Nonetheless, the pollster ratings account for the fact that polling on the eve of the election is slightly easier than doing so a couple of weeks out. So a firm shouldn’t be at any advantage or disadvantage because of when it surveys a race.

The final component is pollster error (what we’ve referred to in the past as “pollster-induced error”); it’s the residual error component that can’t be explained by sampling error or temporal error. Certain things (like projecting turnout or ensuring a representative sample of the population) are inherently pretty hard. Our research suggests that even if all polls were conducted on Election Day itself (i.e., no temporal error) and took an infinite sample size (i.e., no sampling error), the average poll would still miss the final margin in the race by about 2 points.

However, some polling firms are associated with more of this type of error. That’s what our Simple Plus-Minus scores seek to evaluate.

Step 4: Calculate Advanced Plus-Minus

In 2014, House Majority Leader Eric Cantor lost the Republican primary in Virginia’s 7th Congressional District to David Brat, a college professor. It was a stunning upset, at least according to the polls. For instance, a Vox Populi Polling/Daily Caller poll had put Cantor ahead by 12 points. Instead, Brat won by 11 points. The poll missed by 23 points.

According to Simple Plus-Minus, that poll would score very poorly. We don’t have a comprehensive database of House primary polls and don’t include them in the pollster ratings, but we’d guess that such polls are off by something like 10 points on average. Because the aforementioned poll missed by 23 points, it would get a Simple Plus-Minus score somewhere around +13.

That seems pretty terrible — until you compare it with the only other poll of the race, an internal poll released by McLaughlin & Associates on behalf of Cantor’s campaign. That poll had Cantor up by 34 points — a 45-point error! If we calculated something called Relative Plus-Minus (how the poll stacks up against others of the same race), the Vox Populi/Daily Caller poll would get a score of -22, since it was 22 points more accurate than the McLaughlin & Associates survey.

Advanced Plus-Minus, the next step in the calculation, seeks to balance these considerations. Advanced Plus-Minus is a combination of Relative Plus-Minus and Simple Plus-Minus, weighted by the number of other polling firms that surveyed the same race (let’s call this number n). Relative Plus-Minus gets the weight of n, and Simple Plus-Minus gets a weight of three. For example, if six other polling firms surveyed a certain race, Relative Plus-Minus would get two-thirds of the weight and Simple Plus-Minus would get one-third.

In other words, when there are a lot of polls in the field, Advanced Plus-Minus is mostly based on how well a poll did in comparison to the work of other pollsters that surveyed the same election. But when there is scant polling, it’s mostly based on Simple Plus-Minus.

————

## What is asked:
A: Please copy, unchanged, every line of the entries from the line containing "Patent image size: (1023, 721)." down to the line containing "In FIG. 7, the microlens 36 is at (750, 515).", including both of those lines.
B: Continue the passage on pollster ratings from where it stops.

## Given records:
————

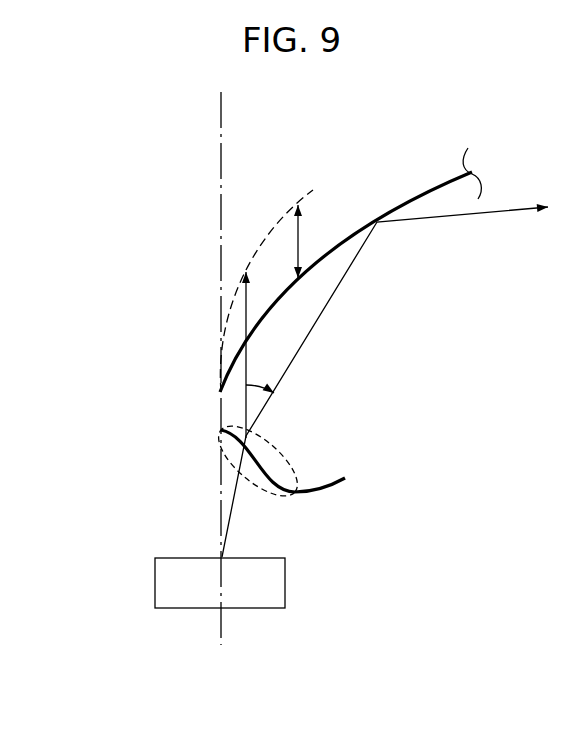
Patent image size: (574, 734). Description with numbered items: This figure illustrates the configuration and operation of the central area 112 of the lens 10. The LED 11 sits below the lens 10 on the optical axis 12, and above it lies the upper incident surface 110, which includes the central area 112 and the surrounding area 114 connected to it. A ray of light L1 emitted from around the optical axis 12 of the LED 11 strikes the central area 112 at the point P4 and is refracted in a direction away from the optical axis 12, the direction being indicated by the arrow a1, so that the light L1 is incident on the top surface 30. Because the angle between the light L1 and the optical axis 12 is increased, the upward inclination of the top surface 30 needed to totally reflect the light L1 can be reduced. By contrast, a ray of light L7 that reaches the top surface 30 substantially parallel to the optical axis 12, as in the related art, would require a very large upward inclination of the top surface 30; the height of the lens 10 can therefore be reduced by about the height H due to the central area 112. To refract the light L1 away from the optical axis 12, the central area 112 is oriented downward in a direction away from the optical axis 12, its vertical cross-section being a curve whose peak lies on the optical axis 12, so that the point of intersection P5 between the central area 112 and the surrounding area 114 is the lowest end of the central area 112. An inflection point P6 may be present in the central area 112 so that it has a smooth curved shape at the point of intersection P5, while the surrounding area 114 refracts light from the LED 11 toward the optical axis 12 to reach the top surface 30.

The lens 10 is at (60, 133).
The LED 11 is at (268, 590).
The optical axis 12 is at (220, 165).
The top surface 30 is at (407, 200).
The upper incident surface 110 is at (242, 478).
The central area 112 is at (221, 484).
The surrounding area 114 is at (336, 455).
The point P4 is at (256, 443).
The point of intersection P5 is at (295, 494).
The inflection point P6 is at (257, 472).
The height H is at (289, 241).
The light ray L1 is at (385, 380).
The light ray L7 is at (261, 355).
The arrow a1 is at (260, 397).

————

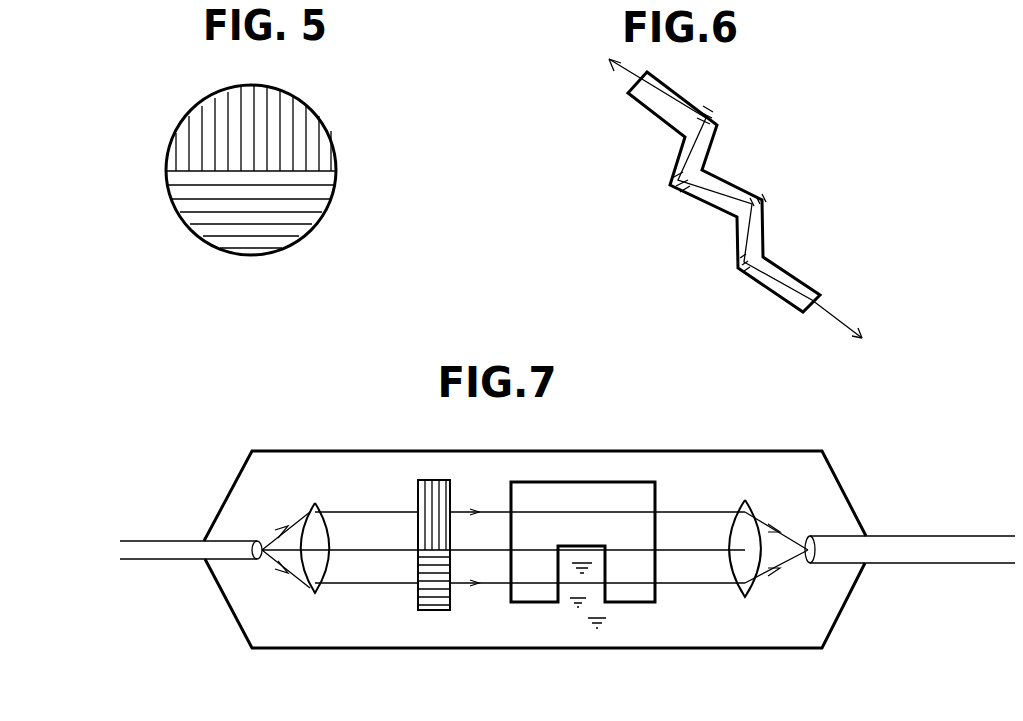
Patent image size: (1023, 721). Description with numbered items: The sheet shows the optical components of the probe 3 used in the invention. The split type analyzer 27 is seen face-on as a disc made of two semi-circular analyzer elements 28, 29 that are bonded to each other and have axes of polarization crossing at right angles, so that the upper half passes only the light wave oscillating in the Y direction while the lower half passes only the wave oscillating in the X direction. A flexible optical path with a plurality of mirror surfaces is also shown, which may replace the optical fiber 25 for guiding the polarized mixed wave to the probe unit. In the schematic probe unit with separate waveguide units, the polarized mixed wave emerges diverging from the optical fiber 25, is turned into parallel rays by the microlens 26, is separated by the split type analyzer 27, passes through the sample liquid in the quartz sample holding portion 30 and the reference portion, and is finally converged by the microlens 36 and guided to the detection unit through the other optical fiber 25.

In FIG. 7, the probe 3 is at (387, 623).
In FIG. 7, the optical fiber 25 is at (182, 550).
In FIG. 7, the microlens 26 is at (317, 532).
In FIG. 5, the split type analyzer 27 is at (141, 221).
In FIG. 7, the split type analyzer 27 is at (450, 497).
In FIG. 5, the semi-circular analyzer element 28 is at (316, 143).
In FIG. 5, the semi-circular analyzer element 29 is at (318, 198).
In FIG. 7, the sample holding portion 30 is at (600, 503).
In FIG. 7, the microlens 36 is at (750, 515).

————

## The responses:
A:
Patent image size: (1023, 721). Description with numbered items: The sheet shows the optical components of the probe 3 used in the invention. The split type analyzer 27 is seen face-on as a disc made of two semi-circular analyzer elements 28, 29 that are bonded to each other and have axes of polarization crossing at right angles, so that the upper half passes only the light wave oscillating in the Y direction while the lower half passes only the wave oscillating in the X direction. A flexible optical path with a plurality of mirror surfaces is also shown, which may replace the optical fiber 25 for guiding the polarized mixed wave to the probe unit. In the schematic probe unit with separate waveguide units, the polarized mixed wave emerges diverging from the optical fiber 25, is turned into parallel rays by the microlens 26, is separated by the split type analyzer 27, passes through the sample liquid in the quartz sample holding portion 30 and the reference portion, and is finally converged by the microlens 36 and guided to the detection unit through the other optical fiber 25.

In FIG. 7, the probe 3 is at (387, 623).
In FIG. 7, the optical fiber 25 is at (182, 550).
In FIG. 7, the microlens 26 is at (317, 532).
In FIG. 5, the split type analyzer 27 is at (141, 221).
In FIG. 7, the split type analyzer 27 is at (450, 497).
In FIG. 5, the semi-circular analyzer element 28 is at (316, 143).
In FIG. 5, the semi-circular analyzer element 29 is at (318, 198).
In FIG. 7, the sample holding portion 30 is at (600, 503).
In FIG. 7, the microlens 36 is at (750, 515).

B:
Meticulous readers might wonder about another problem. If we’re comparing a poll against its competitors, shouldn’t we account for the strength of the competition? If a pollster misses every election by 40 points, it’s easy to look good by comparison if you happen to poll the same races it does. The problem is similar to the one you’ll encounter if you try to design college football or basketball rankings: Ideally, you’ll want to account for the strength of a team’s schedule in addition to its wins and losses and margins of victory. Advanced Plus-Minus addresses this by means of iteration (see a good explanation here), a technique commonly applied in sports power ratings.

Advanced Plus-Minus also addresses another problem. Polls tend to be more accurate when there are more of them in the field. This may reflect herding, selection bias (pollsters may be more inclined to survey easier races; consider how many of them avoided the Kansas gubernatorial race in 2022) or some combination thereof. So Advanced-Plus Minus also adjusts scores based on how many other polling firms surveyed the same election. This has the effect of rewarding polling firms that survey races few other pollsters do and penalizing those that swoop in only after there are already a dozen polls in the field.

Two final wrinkles. Advanced Plus-Minus puts slightly more weight on more recent polls.

The weights are a decaying exponential function of the year in which the poll was conducted and are calculated as 0.93^(cycle-year), where cycle indicates the most recent election cycle that we are evaluating and year indicates the year in which the poll was conducted.

It also contains a subtle adjustment to account for the higher volatility of certain election types, especially presidential primaries.

Polls of presidential primaries are associated not only with a higher average error, but also with a higher standard deviation in the error term. Advanced Plus-Minus normalizes the error term so that it’s equal across different types of races.

Step 5: Calculate Predictive Plus-Minus

If you’re interested in a purely retrospective analysis of poll accuracy, Simple Plus-Minus and Advanced Plus-Minus can be useful. You’ll also find a number of other measures of historical accuracy in our pollster-ratings database. The version we’d personally recommend is called “Mean-Reverted Advanced Plus-Minus,” which is retrospective but discounts the results for pollsters with a small number of polls in the database.

However, that may not be your purpose. At FiveThirtyEight, we’re more interested in predicting which polling firms will be most accurate going forward. This is useful to know if you’re using polls to forecast election results, for example. For that purpose, we use a measure called Predictive Plus-Minus.

The difference with Predictive Plus-Minus is that it also accounts for a polling firm’s methodological standards — albeit in a slightly roundabout way. A pollster gets a boost in Predictive Plus-Minus if it is a member of the American Association for Public Opinion Research’s Transparency Initiativeor contributes polls to the Roper Center for Public Opinion Research’s archive. Participation in these organizations is a proxy variable for methodological quality. That is, it’s a correlate of methodological quality rather than a direct measure of it.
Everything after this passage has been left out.